━━ INPUT FOR THIS TASK ━━
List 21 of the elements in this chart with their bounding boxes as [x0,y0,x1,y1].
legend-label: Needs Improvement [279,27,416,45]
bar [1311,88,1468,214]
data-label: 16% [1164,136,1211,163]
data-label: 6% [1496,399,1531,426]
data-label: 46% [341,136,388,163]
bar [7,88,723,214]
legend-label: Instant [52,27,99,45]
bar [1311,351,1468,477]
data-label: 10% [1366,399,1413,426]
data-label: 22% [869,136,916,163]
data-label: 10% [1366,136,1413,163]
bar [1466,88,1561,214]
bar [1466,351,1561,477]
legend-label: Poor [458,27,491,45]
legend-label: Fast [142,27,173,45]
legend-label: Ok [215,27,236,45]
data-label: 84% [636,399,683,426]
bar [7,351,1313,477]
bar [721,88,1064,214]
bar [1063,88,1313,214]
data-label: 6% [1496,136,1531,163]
━━━
_CHALLENGE_. Return all of the items above word for word, keeping every line in its original order.

_FULL SOLUTION_.
List 21 of the elements in this chart with their bounding boxes as [x0,y0,x1,y1].
legend-label: Needs Improvement [279,27,416,45]
bar [1311,88,1468,214]
data-label: 16% [1164,136,1211,163]
data-label: 6% [1496,399,1531,426]
data-label: 46% [341,136,388,163]
bar [7,88,723,214]
legend-label: Instant [52,27,99,45]
bar [1311,351,1468,477]
data-label: 10% [1366,399,1413,426]
data-label: 22% [869,136,916,163]
data-label: 10% [1366,136,1413,163]
bar [1466,88,1561,214]
bar [1466,351,1561,477]
legend-label: Poor [458,27,491,45]
legend-label: Fast [142,27,173,45]
legend-label: Ok [215,27,236,45]
data-label: 84% [636,399,683,426]
bar [7,351,1313,477]
bar [721,88,1064,214]
bar [1063,88,1313,214]
data-label: 6% [1496,136,1531,163]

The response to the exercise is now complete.